◆ Task prompt
Take every line where the string "JSON" appears and copy it.

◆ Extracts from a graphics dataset
━━━━

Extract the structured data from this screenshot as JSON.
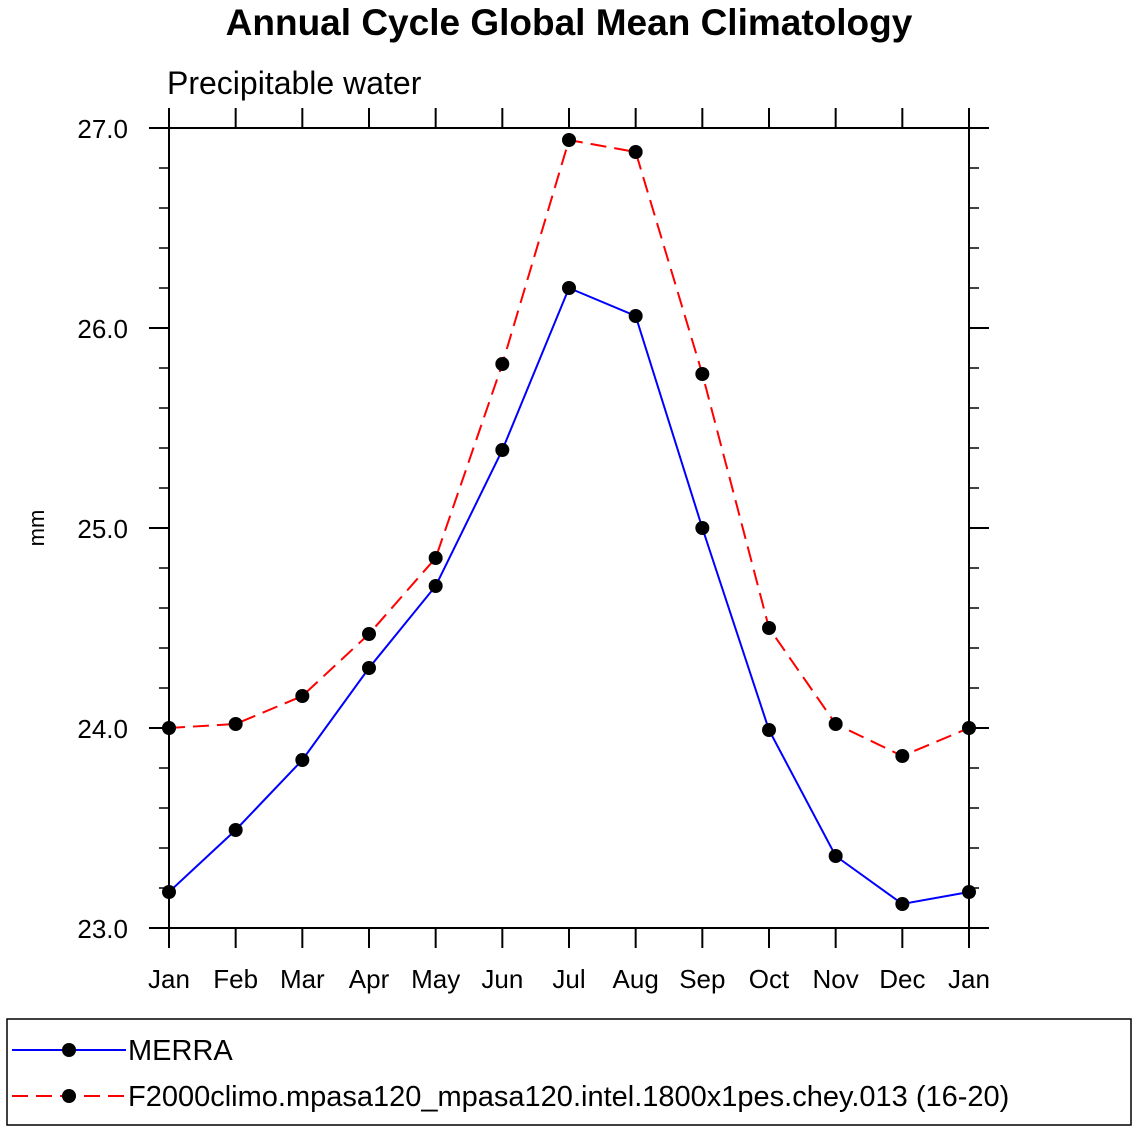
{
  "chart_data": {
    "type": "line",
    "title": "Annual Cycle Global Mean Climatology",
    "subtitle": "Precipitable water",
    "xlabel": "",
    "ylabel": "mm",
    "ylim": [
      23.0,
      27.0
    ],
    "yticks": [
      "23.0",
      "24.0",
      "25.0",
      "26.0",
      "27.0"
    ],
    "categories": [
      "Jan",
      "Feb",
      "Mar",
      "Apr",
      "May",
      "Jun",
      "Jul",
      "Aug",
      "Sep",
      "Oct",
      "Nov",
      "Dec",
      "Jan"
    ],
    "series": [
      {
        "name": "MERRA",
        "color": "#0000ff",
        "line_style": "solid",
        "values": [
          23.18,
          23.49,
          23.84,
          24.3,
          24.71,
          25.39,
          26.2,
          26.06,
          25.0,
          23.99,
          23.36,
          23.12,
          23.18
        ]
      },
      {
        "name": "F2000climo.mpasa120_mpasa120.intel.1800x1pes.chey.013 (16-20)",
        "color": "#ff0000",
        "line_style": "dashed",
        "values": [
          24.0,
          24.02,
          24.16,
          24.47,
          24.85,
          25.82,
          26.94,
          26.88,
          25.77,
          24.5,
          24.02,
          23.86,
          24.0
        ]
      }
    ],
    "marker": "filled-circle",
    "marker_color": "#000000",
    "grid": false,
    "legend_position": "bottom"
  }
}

━━━━

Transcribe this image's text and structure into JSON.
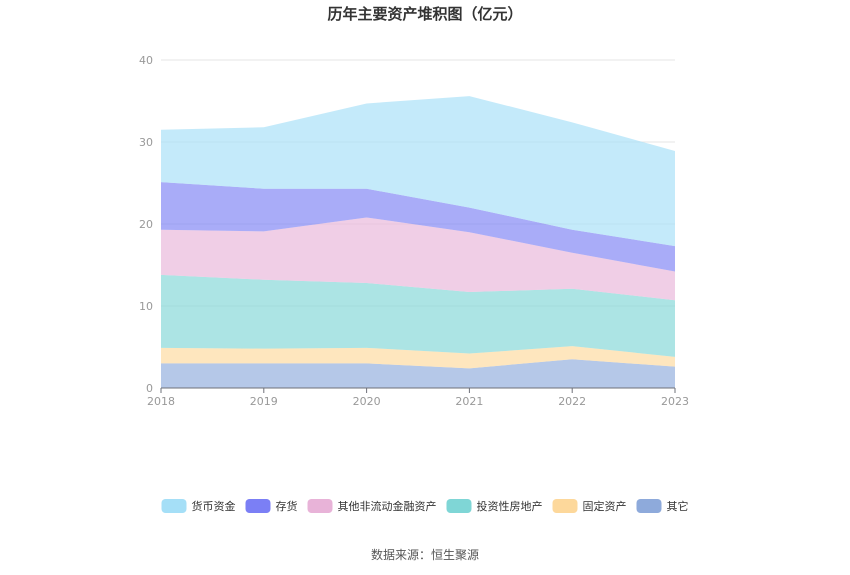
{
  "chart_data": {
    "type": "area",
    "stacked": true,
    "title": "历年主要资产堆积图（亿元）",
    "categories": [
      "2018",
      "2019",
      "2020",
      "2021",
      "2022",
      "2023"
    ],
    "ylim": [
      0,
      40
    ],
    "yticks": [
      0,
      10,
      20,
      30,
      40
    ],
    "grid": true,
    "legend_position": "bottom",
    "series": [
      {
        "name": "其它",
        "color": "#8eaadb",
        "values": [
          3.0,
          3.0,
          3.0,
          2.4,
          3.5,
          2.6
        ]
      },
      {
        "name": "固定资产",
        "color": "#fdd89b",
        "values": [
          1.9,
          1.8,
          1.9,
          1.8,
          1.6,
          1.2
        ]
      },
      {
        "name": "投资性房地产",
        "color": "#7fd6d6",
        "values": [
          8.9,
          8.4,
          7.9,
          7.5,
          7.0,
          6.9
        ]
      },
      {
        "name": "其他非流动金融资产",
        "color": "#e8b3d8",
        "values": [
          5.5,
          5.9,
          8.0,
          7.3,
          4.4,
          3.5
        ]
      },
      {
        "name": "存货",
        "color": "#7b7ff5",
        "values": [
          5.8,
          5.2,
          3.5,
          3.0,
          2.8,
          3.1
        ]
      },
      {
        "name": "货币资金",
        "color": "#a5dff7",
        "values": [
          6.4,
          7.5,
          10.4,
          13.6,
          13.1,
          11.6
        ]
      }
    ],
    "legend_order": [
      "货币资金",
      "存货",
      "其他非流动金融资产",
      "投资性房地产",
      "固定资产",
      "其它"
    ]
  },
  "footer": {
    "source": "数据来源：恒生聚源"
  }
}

━━━━

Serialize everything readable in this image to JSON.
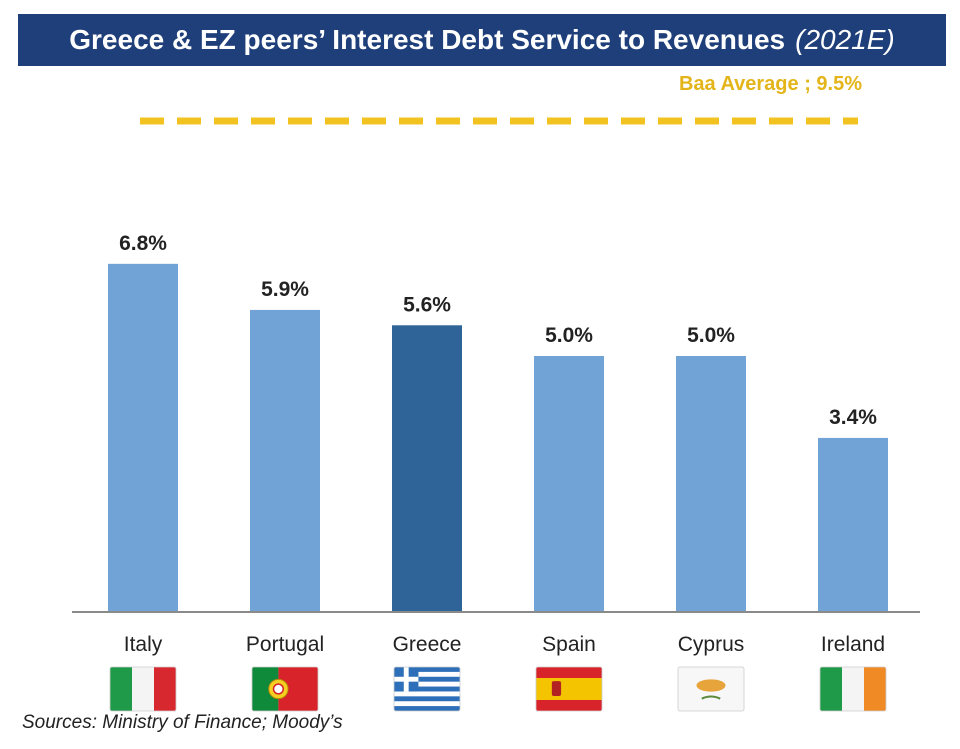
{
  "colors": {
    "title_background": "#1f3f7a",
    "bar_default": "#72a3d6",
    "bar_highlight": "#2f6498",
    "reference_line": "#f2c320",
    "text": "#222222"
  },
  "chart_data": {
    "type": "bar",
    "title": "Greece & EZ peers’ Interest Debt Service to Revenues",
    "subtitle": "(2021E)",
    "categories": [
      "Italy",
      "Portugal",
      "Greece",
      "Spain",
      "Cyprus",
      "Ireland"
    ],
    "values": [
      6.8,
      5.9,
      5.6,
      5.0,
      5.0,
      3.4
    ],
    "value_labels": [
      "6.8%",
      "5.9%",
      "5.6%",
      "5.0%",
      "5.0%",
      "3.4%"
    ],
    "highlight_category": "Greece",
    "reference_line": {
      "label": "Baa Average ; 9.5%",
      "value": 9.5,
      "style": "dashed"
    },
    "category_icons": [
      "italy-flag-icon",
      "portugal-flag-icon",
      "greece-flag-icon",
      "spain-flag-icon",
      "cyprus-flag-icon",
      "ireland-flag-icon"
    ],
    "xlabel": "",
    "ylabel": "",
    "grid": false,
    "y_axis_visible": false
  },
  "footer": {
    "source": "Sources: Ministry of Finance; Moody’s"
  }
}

━━━━

◆ Task result
Extract the structured data from this screenshot as JSON.
Transcribe this image's text and structure into JSON.
Serialize everything readable in this image to JSON.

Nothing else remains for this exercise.